From the entries below, say how many lines carry the word "with", and give nothing but the number.

----- The input

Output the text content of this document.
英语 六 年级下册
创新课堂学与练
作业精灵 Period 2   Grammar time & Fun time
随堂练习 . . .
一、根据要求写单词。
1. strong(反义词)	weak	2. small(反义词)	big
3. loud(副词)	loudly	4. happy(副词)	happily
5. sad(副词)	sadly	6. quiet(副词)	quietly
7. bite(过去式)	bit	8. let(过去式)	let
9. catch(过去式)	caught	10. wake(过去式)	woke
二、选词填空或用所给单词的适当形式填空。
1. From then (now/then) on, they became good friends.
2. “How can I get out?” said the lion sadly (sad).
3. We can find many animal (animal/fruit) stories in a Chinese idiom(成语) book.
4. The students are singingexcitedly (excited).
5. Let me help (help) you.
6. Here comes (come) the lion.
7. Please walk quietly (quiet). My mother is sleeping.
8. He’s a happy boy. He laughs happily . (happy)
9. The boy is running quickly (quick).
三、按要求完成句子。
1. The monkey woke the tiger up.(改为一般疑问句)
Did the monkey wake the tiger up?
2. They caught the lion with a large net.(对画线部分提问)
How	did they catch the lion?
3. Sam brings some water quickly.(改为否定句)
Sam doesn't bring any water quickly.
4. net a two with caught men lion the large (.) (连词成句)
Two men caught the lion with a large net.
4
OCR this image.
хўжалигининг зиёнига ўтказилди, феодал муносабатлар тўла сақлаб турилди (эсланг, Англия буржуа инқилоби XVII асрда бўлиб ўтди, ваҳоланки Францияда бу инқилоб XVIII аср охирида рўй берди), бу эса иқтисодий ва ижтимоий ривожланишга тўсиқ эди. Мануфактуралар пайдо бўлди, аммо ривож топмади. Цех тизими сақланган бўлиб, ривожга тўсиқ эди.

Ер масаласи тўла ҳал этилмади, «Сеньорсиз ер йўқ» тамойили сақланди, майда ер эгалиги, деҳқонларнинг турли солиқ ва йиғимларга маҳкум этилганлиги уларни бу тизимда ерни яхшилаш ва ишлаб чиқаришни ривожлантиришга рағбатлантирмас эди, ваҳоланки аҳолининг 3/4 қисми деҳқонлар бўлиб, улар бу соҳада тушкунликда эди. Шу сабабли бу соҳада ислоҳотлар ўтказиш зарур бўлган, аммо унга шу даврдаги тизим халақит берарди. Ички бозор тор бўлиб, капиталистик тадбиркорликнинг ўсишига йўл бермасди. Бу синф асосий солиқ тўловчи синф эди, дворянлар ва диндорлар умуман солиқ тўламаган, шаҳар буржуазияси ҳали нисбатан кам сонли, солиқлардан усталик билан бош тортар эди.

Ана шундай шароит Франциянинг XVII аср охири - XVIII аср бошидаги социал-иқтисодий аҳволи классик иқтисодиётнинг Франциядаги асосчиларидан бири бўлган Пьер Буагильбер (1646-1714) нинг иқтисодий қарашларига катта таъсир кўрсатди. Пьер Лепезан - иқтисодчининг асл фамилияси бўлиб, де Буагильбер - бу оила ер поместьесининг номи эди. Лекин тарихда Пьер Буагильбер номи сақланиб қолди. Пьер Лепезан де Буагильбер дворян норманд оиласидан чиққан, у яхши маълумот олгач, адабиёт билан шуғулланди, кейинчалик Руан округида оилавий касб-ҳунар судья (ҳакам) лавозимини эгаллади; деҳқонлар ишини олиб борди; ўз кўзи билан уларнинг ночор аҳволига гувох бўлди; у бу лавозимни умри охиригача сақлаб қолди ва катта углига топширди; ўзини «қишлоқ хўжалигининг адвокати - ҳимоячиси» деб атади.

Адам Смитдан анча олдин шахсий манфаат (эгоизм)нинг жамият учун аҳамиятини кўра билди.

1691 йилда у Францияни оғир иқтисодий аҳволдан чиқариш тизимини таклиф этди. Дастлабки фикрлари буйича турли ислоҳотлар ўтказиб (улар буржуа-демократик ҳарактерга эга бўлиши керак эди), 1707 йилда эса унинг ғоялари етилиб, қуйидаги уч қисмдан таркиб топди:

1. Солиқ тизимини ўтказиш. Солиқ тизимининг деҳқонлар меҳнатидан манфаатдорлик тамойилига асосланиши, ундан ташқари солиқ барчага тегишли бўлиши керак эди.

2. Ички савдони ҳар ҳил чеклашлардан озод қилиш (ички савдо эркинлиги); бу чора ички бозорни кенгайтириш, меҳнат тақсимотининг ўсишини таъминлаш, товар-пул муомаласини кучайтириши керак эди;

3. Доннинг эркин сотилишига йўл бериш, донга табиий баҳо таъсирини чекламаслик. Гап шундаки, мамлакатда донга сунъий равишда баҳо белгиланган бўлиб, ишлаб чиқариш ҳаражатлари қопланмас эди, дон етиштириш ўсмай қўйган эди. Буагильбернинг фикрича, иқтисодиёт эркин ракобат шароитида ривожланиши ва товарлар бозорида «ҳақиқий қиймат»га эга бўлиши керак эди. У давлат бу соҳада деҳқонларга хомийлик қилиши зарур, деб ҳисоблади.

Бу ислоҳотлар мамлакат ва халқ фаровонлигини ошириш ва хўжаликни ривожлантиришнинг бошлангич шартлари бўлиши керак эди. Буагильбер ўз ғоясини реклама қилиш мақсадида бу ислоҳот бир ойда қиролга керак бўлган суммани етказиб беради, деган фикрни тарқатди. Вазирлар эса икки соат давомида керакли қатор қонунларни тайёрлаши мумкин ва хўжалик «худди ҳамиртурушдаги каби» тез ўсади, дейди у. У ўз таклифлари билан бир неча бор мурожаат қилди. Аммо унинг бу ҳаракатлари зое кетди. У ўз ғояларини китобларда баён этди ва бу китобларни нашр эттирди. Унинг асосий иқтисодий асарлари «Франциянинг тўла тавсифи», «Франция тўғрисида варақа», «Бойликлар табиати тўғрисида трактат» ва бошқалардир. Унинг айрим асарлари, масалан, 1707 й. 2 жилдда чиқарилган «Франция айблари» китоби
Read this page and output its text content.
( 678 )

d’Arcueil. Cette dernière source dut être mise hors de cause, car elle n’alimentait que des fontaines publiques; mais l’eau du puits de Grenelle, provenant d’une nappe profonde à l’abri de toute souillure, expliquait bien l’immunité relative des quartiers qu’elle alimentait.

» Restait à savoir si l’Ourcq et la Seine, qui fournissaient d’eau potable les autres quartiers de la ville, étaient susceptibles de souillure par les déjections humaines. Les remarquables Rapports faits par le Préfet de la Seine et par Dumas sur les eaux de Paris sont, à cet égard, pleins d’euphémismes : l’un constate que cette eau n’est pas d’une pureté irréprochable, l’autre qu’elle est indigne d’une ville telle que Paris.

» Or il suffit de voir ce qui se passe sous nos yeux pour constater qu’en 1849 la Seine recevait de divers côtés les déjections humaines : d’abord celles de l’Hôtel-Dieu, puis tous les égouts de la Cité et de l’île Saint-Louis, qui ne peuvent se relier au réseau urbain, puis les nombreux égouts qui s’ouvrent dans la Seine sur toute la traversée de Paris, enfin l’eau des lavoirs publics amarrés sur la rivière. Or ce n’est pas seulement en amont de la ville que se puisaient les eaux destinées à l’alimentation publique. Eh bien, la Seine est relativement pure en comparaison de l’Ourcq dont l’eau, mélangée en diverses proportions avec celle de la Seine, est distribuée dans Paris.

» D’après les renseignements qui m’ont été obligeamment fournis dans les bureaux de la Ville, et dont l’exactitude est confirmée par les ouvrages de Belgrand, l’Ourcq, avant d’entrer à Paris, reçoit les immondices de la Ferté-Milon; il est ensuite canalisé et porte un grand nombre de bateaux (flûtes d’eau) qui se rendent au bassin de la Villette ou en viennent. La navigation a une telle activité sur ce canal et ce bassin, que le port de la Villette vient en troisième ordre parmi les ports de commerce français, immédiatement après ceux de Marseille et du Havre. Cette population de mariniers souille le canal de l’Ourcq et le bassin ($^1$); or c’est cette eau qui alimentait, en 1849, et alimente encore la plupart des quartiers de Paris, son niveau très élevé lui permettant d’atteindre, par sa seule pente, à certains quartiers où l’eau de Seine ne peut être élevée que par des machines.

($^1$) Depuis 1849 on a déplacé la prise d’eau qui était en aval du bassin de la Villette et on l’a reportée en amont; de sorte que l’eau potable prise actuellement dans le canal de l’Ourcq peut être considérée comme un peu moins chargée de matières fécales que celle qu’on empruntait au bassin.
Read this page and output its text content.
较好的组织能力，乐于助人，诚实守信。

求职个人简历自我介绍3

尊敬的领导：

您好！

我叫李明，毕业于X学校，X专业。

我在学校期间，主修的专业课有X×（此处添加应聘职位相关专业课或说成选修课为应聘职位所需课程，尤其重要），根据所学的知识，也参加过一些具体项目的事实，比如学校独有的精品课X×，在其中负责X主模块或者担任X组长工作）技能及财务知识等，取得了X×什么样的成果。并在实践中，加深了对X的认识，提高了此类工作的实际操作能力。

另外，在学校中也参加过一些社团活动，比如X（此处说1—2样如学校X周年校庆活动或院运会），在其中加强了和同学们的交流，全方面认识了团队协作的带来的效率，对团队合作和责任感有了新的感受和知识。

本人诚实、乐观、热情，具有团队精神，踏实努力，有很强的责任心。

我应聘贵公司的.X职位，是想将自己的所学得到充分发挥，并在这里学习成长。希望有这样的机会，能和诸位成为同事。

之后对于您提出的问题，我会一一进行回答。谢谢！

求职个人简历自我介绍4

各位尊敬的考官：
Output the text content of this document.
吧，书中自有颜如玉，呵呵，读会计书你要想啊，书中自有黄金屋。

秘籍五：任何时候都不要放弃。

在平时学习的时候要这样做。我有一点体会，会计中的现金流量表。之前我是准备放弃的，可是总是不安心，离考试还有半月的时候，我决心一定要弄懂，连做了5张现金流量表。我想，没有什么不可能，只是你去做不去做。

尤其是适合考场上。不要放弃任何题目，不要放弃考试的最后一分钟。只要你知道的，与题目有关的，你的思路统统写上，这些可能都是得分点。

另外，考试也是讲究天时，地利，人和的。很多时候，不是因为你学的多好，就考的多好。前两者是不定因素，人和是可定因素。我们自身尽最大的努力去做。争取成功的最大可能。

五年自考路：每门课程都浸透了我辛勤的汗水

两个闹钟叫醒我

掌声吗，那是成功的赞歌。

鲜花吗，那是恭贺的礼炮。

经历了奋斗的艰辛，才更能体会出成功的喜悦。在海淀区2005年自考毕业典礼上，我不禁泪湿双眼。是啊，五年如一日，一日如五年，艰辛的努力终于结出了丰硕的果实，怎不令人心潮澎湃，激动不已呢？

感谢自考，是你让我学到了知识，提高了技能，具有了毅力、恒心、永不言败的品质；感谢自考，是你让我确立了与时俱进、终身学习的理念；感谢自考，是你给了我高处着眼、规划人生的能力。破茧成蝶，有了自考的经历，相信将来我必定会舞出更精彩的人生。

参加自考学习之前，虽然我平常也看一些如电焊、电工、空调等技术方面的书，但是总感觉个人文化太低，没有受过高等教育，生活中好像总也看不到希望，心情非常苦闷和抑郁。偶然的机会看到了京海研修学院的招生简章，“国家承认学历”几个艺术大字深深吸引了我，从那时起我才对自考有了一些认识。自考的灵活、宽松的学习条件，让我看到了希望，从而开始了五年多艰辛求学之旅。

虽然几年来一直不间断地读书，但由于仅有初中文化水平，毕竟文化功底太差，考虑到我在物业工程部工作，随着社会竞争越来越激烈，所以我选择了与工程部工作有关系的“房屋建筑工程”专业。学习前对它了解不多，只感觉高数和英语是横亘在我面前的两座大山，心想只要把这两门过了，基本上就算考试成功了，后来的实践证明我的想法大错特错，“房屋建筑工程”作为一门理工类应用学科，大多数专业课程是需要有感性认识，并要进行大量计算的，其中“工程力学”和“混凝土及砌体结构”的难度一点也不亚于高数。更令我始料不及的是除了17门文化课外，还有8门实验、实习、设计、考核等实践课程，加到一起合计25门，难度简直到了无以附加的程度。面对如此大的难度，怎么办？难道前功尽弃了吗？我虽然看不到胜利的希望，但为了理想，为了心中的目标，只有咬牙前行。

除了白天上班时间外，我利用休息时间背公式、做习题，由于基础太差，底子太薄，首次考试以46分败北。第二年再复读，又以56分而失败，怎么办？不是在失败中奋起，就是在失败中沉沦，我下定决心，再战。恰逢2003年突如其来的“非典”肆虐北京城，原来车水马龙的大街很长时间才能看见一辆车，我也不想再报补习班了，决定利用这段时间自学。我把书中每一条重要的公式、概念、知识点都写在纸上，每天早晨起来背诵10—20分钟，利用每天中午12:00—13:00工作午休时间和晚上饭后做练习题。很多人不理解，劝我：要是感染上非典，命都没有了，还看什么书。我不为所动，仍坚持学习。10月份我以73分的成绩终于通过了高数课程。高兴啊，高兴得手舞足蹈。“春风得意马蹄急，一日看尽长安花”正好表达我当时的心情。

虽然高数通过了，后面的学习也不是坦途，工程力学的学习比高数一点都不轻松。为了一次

----------

**Task response**
3